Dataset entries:
---------------
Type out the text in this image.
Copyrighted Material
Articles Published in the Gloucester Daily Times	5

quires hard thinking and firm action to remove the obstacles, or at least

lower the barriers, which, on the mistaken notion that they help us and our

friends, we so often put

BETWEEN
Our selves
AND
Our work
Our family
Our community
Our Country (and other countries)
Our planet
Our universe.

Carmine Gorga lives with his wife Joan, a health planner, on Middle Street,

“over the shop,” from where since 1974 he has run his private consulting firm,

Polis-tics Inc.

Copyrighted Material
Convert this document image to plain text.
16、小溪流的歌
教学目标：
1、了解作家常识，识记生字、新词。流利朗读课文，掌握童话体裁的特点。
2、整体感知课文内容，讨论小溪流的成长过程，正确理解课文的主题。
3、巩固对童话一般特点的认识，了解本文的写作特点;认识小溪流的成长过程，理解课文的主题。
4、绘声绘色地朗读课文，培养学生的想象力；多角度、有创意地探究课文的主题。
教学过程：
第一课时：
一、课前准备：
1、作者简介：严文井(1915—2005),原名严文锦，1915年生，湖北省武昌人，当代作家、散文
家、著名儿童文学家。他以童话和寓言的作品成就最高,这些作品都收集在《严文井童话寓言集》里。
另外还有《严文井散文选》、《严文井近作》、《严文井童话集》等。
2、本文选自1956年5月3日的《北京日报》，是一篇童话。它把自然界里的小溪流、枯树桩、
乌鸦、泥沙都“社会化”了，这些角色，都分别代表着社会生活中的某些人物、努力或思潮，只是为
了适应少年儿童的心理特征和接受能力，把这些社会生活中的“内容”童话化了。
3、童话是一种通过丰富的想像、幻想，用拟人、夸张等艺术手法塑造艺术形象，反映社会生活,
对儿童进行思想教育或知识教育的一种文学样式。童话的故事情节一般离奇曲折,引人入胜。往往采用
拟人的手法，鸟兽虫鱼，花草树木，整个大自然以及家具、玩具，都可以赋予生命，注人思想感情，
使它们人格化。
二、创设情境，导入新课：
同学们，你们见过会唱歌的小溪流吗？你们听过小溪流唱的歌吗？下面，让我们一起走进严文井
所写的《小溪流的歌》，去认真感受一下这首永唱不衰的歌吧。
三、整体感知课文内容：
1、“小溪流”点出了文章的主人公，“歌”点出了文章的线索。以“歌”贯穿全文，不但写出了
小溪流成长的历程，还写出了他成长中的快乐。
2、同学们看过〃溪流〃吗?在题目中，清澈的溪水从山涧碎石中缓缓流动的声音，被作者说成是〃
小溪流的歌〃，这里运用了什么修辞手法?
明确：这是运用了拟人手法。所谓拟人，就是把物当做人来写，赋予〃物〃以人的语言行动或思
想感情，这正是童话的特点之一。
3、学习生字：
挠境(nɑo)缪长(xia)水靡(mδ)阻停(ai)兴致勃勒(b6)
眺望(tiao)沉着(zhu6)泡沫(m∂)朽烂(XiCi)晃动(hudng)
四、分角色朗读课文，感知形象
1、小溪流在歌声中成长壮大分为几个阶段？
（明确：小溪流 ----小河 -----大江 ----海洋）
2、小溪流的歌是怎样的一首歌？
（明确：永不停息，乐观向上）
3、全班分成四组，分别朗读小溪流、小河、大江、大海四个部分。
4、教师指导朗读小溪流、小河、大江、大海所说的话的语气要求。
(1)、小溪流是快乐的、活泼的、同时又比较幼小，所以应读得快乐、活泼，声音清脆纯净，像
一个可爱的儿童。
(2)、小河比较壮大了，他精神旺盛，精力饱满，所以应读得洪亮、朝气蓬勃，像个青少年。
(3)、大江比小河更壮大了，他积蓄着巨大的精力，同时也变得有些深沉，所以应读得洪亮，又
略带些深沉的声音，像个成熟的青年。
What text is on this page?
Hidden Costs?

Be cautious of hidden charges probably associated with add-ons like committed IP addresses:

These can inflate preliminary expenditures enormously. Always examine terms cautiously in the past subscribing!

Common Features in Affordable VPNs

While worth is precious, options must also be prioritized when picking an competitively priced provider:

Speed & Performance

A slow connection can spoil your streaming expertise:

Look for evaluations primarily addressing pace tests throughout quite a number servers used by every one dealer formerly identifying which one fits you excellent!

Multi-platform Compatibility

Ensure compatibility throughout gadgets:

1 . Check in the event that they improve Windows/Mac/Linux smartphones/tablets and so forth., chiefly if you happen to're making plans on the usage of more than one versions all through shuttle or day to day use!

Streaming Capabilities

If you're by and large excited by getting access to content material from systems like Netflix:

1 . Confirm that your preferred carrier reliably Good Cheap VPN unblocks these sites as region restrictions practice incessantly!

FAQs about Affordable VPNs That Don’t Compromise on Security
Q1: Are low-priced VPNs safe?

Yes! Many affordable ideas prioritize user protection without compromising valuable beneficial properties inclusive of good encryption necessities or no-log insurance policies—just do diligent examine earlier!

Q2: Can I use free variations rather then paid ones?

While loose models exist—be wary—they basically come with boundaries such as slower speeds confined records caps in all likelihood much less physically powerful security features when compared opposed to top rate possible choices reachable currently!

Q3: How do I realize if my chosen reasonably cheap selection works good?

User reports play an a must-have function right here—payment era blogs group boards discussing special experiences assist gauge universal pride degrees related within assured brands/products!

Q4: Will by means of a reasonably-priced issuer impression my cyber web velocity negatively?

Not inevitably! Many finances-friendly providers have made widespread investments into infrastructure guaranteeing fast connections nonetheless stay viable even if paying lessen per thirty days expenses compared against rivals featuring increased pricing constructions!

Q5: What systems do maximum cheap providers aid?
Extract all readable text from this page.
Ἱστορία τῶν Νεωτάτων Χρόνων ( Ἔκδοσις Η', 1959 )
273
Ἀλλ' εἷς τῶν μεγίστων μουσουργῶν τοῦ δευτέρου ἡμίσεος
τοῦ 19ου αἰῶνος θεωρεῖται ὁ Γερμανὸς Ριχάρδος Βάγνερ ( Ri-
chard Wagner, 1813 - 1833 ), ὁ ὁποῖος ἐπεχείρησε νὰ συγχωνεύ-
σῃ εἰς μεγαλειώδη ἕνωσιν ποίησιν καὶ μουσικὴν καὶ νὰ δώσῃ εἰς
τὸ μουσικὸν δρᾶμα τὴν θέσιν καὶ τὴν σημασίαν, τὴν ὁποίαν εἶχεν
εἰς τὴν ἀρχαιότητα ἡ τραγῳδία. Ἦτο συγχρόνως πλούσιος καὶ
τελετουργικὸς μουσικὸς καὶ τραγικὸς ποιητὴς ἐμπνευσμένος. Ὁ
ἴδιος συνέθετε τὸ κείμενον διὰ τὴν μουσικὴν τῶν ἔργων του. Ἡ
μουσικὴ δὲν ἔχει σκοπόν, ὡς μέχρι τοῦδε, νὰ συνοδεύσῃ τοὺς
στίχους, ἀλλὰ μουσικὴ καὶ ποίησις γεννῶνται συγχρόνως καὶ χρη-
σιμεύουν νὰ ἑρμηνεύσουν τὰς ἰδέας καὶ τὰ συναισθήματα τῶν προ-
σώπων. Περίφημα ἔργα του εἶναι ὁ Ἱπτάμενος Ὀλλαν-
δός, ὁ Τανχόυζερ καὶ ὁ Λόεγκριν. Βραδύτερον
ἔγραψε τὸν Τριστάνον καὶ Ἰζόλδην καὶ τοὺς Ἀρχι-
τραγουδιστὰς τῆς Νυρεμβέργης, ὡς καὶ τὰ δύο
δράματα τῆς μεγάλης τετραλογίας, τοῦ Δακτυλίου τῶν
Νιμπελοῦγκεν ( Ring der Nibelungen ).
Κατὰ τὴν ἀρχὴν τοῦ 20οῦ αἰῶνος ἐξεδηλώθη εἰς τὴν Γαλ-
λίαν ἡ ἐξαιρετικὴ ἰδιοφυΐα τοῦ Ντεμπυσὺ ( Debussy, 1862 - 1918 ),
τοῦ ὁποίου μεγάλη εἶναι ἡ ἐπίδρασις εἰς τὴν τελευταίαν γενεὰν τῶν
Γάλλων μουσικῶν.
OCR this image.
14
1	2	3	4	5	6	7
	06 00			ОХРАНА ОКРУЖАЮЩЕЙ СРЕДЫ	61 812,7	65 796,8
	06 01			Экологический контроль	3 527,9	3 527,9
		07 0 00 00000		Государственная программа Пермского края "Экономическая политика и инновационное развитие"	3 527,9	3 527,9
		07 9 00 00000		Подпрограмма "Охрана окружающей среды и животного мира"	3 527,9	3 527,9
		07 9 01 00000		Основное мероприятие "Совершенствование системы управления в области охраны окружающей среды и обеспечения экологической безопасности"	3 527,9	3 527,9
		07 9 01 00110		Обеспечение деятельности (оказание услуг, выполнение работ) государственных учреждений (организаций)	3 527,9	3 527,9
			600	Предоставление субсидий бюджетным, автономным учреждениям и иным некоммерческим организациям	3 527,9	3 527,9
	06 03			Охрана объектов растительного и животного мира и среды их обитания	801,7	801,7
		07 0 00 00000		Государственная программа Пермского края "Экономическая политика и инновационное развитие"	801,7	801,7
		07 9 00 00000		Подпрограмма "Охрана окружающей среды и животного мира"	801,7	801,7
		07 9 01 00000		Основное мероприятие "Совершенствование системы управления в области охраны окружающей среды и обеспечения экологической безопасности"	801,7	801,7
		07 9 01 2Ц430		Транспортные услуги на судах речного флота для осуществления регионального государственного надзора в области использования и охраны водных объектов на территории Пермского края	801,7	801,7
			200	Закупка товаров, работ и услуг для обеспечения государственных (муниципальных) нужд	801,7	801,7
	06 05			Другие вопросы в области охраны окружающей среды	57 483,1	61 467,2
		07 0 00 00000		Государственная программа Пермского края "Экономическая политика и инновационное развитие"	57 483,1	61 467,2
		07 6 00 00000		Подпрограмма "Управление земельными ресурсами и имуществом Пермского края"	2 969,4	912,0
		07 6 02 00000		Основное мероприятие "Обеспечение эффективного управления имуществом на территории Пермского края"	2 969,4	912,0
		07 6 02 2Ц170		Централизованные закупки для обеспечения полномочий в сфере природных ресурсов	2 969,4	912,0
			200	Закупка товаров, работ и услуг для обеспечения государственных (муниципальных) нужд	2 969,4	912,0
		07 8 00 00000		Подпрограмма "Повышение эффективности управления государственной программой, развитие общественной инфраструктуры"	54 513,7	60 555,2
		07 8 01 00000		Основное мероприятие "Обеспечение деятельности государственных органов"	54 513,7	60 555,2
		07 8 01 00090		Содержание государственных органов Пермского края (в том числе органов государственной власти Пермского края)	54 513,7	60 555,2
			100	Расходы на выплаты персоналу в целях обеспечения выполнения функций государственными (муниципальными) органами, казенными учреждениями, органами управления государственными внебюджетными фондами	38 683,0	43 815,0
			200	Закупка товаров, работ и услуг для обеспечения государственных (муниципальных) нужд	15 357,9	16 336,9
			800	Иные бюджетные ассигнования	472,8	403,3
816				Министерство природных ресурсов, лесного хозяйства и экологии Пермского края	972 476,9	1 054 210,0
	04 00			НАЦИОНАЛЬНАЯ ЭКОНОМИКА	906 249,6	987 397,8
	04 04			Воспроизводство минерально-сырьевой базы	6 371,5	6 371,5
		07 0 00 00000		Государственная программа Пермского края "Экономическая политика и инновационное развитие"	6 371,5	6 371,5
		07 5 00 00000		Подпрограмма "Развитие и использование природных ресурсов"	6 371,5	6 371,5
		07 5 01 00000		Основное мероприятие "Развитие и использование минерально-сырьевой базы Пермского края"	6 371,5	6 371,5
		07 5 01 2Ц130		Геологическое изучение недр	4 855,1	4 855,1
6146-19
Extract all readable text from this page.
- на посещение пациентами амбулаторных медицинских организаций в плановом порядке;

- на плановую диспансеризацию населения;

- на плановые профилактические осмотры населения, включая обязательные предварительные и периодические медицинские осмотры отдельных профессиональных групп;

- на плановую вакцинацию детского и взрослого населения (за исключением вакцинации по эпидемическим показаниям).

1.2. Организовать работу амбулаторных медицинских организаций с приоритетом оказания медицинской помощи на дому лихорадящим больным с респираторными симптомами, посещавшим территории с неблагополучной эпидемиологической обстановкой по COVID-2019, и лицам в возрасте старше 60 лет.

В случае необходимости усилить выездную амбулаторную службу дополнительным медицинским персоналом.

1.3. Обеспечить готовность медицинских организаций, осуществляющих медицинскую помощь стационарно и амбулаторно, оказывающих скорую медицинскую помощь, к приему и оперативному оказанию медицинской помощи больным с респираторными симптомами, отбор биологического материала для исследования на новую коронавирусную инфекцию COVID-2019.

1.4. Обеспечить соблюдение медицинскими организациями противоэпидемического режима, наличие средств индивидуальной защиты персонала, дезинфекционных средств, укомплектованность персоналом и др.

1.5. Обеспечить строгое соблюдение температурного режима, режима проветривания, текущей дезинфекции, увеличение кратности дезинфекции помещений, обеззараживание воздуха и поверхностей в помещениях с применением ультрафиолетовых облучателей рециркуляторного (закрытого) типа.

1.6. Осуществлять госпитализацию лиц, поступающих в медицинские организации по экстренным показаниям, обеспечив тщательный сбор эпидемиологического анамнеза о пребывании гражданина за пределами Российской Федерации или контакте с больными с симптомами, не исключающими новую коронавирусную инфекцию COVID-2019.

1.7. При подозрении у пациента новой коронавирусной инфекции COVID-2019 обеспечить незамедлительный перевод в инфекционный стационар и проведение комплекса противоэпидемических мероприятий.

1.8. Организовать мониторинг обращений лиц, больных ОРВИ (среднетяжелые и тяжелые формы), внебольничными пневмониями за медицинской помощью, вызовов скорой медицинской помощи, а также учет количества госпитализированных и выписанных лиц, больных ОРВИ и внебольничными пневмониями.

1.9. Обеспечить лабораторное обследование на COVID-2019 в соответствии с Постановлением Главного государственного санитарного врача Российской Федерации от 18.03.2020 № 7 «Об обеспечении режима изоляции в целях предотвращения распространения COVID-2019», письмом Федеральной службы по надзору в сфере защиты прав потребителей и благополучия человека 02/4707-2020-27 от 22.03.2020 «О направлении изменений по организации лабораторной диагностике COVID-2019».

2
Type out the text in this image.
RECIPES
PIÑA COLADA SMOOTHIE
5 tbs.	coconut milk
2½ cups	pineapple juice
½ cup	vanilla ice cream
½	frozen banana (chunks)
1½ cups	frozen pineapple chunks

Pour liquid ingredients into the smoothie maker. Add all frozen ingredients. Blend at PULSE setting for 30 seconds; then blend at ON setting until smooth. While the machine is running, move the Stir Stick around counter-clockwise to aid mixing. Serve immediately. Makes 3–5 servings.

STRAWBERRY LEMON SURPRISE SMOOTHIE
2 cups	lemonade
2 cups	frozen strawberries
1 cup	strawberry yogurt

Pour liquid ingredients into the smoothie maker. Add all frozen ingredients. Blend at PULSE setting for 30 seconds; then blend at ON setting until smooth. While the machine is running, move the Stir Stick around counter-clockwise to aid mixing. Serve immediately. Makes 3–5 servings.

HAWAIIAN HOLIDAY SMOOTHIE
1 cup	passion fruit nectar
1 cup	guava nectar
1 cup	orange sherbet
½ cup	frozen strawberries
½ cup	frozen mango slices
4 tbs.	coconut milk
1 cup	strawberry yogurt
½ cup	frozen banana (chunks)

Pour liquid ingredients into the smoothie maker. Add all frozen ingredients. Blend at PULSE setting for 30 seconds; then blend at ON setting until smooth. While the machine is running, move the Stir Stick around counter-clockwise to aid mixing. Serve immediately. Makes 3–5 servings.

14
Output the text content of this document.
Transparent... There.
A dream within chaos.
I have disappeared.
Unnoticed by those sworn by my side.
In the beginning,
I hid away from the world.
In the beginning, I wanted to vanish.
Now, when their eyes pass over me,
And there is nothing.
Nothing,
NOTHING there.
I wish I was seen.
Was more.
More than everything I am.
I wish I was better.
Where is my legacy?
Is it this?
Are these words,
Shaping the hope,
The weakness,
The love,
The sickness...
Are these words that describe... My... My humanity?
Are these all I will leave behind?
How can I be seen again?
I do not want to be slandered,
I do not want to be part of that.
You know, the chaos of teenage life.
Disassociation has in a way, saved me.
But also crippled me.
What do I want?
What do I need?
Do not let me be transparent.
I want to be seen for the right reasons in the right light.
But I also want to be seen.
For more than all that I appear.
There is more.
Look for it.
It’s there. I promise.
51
---------------
EXERCISE GOAL:
Check each line above for the string "strawberries", then copy the ones that have it.

TASK SOLUTION:
2 cups	frozen strawberries
½ cup	frozen strawberries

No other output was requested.